Work to do: Sift the listing for lines that hold the string "process" and pull them out.

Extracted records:
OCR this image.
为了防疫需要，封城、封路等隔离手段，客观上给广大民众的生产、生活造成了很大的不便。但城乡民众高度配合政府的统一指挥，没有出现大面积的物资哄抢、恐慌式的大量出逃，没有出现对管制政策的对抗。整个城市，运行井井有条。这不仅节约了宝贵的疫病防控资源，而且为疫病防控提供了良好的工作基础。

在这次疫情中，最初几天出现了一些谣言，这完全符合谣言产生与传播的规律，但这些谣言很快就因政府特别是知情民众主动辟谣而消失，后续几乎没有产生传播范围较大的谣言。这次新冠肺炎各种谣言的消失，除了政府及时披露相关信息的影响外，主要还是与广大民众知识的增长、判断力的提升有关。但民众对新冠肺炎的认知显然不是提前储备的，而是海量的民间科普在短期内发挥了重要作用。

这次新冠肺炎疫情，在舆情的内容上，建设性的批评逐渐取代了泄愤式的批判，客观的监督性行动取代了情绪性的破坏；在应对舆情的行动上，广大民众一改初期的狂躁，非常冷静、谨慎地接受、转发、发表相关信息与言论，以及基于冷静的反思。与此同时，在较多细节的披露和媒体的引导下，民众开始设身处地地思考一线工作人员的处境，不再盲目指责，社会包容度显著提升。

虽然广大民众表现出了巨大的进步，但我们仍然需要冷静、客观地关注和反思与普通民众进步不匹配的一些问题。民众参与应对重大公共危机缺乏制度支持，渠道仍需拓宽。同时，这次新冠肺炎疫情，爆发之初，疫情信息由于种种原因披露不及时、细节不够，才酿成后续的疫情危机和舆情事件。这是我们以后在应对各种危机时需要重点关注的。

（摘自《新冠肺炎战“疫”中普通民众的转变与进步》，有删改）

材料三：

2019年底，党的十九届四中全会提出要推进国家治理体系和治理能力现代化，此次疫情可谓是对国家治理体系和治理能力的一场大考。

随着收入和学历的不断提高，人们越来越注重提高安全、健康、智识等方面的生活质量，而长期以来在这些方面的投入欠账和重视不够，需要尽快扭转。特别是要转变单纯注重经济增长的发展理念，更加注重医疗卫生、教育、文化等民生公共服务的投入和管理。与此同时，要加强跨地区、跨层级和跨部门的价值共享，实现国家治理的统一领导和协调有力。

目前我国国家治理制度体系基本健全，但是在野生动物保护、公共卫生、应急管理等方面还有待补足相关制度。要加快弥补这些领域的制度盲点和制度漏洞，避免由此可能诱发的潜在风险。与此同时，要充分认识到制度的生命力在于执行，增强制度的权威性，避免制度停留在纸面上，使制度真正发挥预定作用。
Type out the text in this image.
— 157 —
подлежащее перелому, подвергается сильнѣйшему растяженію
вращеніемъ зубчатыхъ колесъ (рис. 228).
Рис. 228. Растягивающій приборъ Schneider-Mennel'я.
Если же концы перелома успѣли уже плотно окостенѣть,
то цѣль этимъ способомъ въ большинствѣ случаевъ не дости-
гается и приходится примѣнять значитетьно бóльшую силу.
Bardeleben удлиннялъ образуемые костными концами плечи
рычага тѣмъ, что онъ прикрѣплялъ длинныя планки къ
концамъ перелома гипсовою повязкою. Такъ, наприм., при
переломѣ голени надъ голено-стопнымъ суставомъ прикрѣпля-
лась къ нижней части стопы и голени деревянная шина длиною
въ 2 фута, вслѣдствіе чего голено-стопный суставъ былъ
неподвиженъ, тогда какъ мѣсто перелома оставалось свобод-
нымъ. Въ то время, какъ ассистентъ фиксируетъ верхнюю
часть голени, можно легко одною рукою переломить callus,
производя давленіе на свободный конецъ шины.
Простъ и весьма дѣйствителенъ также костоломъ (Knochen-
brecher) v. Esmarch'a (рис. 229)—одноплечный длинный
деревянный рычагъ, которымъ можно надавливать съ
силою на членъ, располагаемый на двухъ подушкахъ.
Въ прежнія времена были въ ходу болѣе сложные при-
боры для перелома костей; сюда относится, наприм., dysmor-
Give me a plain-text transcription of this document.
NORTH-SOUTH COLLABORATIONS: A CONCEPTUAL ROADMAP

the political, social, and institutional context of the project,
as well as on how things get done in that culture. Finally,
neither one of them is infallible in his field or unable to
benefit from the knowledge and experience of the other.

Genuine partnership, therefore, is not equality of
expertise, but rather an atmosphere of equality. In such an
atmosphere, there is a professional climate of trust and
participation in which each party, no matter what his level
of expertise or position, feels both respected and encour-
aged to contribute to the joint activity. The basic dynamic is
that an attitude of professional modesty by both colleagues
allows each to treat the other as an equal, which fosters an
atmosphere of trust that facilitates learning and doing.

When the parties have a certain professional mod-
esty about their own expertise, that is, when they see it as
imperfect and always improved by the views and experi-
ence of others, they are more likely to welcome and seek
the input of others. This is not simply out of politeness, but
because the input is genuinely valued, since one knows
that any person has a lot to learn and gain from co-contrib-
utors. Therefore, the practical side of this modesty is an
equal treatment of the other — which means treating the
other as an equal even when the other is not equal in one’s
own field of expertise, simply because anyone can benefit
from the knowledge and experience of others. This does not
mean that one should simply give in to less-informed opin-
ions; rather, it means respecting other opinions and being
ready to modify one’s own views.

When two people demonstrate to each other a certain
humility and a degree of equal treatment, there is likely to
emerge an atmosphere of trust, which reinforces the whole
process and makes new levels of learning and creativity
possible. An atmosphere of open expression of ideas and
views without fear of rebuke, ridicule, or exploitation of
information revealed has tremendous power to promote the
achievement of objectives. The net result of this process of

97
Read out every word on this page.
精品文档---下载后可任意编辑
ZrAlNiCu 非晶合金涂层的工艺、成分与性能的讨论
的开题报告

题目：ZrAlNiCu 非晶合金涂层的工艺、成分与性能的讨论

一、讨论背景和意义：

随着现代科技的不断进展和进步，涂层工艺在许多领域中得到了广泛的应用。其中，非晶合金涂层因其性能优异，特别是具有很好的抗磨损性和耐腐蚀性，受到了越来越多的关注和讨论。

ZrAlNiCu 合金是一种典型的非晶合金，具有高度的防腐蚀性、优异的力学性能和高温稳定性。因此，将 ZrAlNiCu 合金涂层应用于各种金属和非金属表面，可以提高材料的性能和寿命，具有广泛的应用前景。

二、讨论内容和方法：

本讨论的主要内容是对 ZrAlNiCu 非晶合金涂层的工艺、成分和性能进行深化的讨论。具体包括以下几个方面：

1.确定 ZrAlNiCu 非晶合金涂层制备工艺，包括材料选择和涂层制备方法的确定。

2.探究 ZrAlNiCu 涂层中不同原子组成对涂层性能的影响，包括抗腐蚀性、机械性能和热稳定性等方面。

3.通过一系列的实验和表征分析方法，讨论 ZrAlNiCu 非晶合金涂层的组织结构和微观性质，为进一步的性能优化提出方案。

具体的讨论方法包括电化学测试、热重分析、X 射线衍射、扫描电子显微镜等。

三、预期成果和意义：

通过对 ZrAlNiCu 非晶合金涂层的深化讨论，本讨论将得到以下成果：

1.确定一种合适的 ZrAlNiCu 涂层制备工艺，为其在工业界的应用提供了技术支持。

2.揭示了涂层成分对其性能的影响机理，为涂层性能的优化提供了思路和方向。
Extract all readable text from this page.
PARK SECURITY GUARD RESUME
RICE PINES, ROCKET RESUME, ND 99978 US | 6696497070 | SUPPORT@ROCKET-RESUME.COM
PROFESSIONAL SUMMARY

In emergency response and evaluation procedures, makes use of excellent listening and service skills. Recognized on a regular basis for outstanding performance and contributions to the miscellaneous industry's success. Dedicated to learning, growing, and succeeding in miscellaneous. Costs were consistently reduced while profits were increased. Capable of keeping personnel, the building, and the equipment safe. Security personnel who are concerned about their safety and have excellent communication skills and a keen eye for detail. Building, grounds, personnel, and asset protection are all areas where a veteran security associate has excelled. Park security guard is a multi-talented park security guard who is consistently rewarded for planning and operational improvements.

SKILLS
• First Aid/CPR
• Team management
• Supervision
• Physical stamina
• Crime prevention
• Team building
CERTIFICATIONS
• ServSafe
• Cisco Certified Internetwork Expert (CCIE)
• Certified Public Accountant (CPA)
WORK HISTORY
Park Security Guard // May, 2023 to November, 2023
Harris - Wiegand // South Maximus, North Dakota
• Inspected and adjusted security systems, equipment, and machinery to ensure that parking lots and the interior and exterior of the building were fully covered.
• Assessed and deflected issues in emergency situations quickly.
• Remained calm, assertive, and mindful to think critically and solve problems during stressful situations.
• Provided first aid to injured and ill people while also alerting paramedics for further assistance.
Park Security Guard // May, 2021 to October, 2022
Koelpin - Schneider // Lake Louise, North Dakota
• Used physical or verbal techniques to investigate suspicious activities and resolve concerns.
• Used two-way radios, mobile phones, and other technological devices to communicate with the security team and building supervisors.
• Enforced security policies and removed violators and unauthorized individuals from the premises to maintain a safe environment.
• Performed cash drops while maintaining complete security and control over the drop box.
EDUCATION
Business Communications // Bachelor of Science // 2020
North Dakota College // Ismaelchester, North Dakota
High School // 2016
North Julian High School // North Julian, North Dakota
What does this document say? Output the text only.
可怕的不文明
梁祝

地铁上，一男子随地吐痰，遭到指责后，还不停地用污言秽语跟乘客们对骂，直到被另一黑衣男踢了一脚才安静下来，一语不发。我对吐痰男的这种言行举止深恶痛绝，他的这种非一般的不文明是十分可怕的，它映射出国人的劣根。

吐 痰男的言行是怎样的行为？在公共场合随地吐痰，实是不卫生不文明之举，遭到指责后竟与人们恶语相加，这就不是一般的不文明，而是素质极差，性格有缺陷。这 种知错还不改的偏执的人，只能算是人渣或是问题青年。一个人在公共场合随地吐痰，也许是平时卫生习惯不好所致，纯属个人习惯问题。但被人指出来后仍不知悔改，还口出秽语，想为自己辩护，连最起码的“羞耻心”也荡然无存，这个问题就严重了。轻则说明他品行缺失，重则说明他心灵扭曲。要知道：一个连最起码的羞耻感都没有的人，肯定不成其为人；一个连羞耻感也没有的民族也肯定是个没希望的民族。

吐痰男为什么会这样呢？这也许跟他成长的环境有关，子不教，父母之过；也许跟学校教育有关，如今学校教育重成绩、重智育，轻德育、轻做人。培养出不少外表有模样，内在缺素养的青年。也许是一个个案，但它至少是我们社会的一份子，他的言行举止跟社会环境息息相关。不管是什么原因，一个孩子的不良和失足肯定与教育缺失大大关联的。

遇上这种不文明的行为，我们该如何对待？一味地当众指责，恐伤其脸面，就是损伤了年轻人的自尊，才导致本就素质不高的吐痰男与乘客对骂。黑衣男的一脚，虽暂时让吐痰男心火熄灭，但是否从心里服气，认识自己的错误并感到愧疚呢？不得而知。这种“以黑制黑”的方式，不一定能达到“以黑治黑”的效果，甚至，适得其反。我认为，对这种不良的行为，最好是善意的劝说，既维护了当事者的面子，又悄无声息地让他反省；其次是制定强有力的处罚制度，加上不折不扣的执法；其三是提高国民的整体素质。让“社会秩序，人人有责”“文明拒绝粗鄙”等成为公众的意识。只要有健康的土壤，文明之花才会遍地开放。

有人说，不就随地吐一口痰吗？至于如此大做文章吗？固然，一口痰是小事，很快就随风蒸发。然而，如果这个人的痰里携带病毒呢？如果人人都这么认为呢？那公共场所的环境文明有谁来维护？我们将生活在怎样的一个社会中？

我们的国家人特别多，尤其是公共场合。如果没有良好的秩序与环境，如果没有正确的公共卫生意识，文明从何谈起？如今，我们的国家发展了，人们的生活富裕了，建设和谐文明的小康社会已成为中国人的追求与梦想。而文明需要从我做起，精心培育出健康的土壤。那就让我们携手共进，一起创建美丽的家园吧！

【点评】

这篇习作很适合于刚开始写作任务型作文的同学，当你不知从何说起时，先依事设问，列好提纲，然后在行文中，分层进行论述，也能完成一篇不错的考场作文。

Answer:
process and makes new levels of learning and creativity
achievement of objectives. The net result of this process of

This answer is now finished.